* start *

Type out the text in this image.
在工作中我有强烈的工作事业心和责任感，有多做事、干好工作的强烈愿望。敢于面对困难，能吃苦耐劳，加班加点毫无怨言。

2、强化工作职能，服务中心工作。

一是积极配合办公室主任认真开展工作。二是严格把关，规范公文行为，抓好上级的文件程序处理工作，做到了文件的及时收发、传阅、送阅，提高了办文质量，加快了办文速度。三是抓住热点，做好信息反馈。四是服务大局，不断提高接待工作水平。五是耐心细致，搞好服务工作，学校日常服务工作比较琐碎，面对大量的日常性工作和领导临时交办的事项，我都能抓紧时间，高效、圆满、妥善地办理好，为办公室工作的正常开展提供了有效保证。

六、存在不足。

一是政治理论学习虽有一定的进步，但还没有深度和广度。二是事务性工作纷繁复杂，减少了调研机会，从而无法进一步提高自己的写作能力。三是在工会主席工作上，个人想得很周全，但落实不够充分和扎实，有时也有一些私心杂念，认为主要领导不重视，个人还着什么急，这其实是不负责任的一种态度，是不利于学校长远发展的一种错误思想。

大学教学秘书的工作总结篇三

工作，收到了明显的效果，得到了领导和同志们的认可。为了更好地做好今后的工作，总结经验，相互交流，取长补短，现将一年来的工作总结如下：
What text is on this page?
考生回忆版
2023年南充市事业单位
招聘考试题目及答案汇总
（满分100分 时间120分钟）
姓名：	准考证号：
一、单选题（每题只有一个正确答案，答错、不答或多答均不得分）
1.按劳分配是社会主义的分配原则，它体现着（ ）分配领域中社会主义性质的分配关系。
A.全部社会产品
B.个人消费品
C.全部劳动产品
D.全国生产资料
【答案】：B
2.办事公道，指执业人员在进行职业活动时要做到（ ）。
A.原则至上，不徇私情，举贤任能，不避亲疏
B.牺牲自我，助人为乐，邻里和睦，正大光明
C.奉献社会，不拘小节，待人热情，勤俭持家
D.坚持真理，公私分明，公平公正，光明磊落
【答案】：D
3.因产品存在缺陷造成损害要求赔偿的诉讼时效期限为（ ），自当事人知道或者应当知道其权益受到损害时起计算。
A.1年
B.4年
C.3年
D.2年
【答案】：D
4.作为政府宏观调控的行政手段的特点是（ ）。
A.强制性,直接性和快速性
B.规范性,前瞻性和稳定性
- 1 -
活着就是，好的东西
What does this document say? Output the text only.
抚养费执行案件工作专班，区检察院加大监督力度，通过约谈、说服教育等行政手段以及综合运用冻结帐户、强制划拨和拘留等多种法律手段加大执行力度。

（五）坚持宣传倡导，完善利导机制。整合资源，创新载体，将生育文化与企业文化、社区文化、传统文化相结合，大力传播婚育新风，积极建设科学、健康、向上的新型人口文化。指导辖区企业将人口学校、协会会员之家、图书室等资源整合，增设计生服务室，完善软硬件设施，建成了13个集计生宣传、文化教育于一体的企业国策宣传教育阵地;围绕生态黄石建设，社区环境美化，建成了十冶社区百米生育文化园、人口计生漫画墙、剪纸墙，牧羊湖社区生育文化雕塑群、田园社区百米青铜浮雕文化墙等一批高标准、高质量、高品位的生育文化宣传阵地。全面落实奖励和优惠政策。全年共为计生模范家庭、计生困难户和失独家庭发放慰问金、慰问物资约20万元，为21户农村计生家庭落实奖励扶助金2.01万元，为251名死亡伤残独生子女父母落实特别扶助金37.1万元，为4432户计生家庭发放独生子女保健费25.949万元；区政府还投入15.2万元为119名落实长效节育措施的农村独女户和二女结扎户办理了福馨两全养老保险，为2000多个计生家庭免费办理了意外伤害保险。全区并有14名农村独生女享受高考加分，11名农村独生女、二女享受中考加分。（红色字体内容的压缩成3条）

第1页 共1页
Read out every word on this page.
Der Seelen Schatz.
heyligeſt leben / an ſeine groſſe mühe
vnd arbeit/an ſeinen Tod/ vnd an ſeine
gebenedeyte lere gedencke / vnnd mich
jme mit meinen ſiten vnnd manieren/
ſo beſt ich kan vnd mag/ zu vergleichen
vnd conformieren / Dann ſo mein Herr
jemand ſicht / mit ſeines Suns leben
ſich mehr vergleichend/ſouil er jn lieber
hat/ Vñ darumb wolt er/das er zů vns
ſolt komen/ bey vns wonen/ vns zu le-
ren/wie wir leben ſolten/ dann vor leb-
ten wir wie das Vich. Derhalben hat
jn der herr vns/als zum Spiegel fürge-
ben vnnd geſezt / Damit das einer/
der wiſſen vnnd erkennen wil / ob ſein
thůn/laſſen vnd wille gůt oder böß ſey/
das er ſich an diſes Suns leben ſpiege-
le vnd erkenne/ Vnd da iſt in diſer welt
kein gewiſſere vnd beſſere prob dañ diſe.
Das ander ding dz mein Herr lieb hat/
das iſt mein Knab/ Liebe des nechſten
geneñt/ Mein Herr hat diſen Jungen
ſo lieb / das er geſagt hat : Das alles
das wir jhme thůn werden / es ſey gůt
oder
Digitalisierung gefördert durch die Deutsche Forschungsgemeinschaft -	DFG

* end *

WHAT YOU ARE ASKED TO DO
Send back exactly the lines from the line with "Read out every word on this page." through the end of the records.

THE ANSWER
Read out every word on this page.
Der Seelen Schatz.
heyligeſt leben / an ſeine groſſe mühe
vnd arbeit/an ſeinen Tod/ vnd an ſeine
gebenedeyte lere gedencke / vnnd mich
jme mit meinen ſiten vnnd manieren/
ſo beſt ich kan vnd mag/ zu vergleichen
vnd conformieren / Dann ſo mein Herr
jemand ſicht / mit ſeines Suns leben
ſich mehr vergleichend/ſouil er jn lieber
hat/ Vñ darumb wolt er/das er zů vns
ſolt komen/ bey vns wonen/ vns zu le-
ren/wie wir leben ſolten/ dann vor leb-
ten wir wie das Vich. Derhalben hat
jn der herr vns/als zum Spiegel fürge-
ben vnnd geſezt / Damit das einer/
der wiſſen vnnd erkennen wil / ob ſein
thůn/laſſen vnd wille gůt oder böß ſey/
das er ſich an diſes Suns leben ſpiege-
le vnd erkenne/ Vnd da iſt in diſer welt
kein gewiſſere vnd beſſere prob dañ diſe.
Das ander ding dz mein Herr lieb hat/
das iſt mein Knab/ Liebe des nechſten
geneñt/ Mein Herr hat diſen Jungen
ſo lieb / das er geſagt hat : Das alles
das wir jhme thůn werden / es ſey gůt
oder
Digitalisierung gefördert durch die Deutsche Forschungsgemeinschaft -	DFG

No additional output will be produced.